→ **Your goal**
Pull every line of the entries that has the word "date".

→ **Records shown**
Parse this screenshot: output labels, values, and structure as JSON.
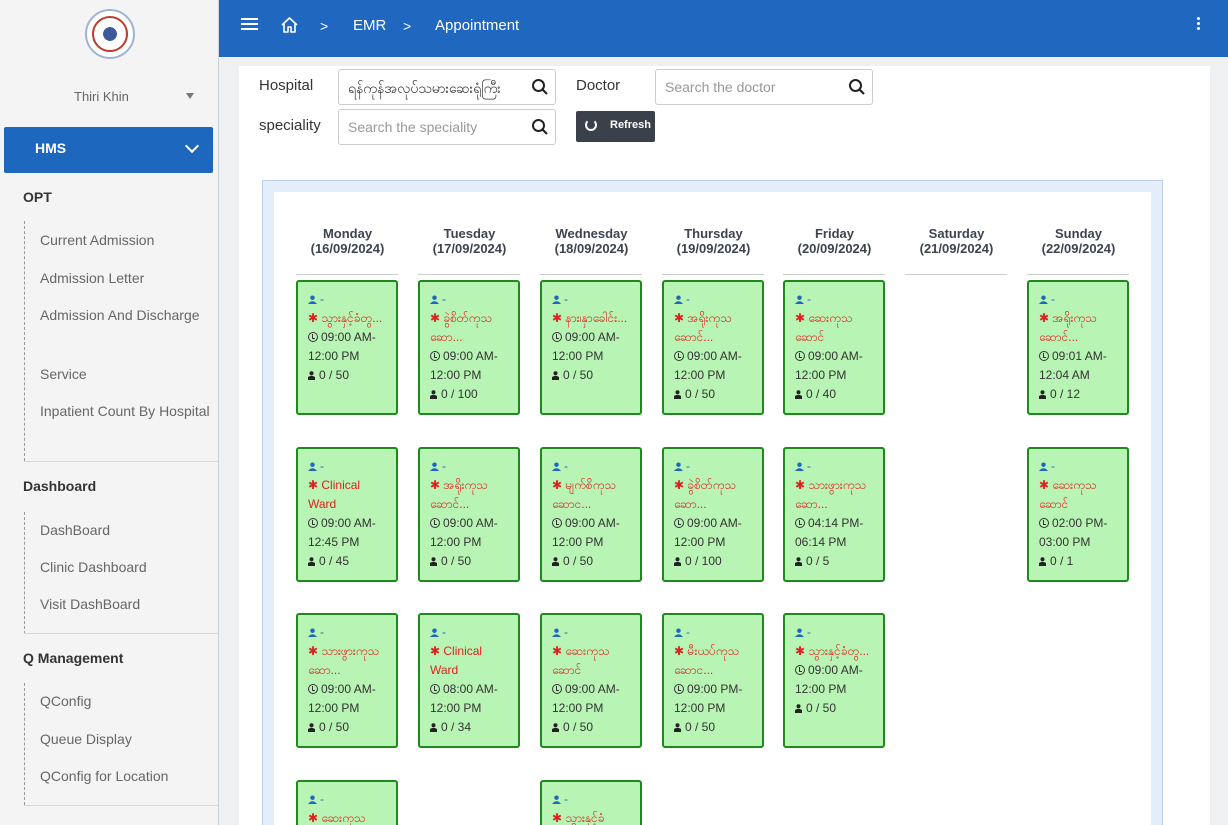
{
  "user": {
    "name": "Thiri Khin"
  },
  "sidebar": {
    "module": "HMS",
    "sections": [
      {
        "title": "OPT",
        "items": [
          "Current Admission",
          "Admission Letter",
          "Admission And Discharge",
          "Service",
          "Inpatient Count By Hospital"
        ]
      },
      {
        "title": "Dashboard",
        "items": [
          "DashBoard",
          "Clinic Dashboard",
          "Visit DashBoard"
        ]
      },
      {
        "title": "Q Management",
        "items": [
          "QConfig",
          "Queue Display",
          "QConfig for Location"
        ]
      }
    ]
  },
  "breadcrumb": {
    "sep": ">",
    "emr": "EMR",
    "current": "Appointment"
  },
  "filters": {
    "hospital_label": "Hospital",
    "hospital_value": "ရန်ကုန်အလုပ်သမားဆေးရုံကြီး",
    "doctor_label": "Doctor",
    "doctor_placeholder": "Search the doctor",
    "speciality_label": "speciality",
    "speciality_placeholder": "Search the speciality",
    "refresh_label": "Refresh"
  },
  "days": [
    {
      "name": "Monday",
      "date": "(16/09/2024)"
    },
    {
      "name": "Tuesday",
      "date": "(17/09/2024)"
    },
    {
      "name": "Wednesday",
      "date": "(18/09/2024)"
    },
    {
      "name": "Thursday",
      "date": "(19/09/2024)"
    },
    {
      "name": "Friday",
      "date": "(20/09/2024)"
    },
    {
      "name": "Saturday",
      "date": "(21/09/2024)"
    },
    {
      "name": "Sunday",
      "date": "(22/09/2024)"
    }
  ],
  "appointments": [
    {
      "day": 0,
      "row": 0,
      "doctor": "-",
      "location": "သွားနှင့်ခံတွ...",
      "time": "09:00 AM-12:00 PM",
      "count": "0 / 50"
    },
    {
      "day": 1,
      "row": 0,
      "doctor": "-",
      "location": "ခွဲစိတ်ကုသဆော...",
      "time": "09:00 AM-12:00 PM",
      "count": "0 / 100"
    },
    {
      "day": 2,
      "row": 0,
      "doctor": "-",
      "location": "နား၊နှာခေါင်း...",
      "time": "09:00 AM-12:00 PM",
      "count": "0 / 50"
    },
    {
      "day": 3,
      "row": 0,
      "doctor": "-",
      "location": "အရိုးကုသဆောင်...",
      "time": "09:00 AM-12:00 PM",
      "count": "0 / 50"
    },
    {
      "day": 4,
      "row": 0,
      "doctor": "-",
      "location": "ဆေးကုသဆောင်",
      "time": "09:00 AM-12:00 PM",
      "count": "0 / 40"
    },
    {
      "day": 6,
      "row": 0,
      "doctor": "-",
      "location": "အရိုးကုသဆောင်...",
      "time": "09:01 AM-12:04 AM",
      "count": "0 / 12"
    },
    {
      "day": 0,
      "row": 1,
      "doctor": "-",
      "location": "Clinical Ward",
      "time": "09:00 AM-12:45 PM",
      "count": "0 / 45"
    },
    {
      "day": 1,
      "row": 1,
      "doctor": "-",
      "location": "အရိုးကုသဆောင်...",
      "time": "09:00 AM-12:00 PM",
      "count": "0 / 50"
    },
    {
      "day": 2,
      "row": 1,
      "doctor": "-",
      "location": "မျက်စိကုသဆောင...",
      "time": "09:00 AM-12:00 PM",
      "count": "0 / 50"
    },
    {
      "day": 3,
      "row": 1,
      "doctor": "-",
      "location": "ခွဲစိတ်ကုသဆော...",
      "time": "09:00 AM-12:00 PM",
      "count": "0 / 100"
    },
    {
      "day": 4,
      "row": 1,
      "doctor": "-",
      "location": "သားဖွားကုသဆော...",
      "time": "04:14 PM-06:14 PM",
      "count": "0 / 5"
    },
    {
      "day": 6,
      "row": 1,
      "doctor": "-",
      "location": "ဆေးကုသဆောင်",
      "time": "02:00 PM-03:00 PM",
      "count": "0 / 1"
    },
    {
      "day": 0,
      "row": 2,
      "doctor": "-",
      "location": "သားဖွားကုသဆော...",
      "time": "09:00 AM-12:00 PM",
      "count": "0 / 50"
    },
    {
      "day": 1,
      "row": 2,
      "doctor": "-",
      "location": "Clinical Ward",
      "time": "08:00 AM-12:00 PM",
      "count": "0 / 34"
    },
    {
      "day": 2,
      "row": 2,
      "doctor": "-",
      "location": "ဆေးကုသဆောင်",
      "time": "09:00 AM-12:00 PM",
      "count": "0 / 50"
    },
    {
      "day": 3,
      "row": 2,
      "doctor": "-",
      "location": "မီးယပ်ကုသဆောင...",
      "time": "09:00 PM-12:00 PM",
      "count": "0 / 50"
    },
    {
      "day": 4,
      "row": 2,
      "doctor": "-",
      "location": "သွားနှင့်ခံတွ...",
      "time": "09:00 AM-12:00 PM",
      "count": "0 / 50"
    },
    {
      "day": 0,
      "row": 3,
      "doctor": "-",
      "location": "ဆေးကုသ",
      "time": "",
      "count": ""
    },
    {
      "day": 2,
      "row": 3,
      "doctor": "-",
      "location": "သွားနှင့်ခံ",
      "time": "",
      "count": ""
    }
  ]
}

--

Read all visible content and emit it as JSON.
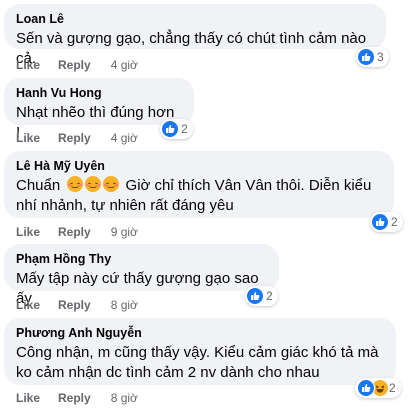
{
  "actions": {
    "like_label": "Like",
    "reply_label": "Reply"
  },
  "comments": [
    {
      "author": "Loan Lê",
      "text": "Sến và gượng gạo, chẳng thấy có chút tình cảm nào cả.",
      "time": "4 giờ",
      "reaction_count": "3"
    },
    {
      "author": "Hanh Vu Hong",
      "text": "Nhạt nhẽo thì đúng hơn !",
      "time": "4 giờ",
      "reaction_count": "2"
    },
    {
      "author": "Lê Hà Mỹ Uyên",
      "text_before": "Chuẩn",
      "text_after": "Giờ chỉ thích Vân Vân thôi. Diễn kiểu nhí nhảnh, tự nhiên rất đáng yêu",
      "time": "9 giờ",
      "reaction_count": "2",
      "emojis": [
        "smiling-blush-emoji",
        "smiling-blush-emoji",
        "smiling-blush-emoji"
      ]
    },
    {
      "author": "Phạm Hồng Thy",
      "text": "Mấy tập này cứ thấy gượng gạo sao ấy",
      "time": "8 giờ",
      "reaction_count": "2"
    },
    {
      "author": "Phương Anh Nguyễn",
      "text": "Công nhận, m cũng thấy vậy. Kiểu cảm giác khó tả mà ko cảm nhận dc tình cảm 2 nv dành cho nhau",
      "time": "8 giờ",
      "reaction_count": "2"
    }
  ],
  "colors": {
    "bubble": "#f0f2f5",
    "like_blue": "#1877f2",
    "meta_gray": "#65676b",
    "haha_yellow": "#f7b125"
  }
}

→ **Written answer**
      "date": "(16/09/2024)"
      "date": "(17/09/2024)"
      "date": "(18/09/2024)"
      "date": "(19/09/2024)"
      "date": "(20/09/2024)"
      "date": "(21/09/2024)"
      "date": "(22/09/2024)"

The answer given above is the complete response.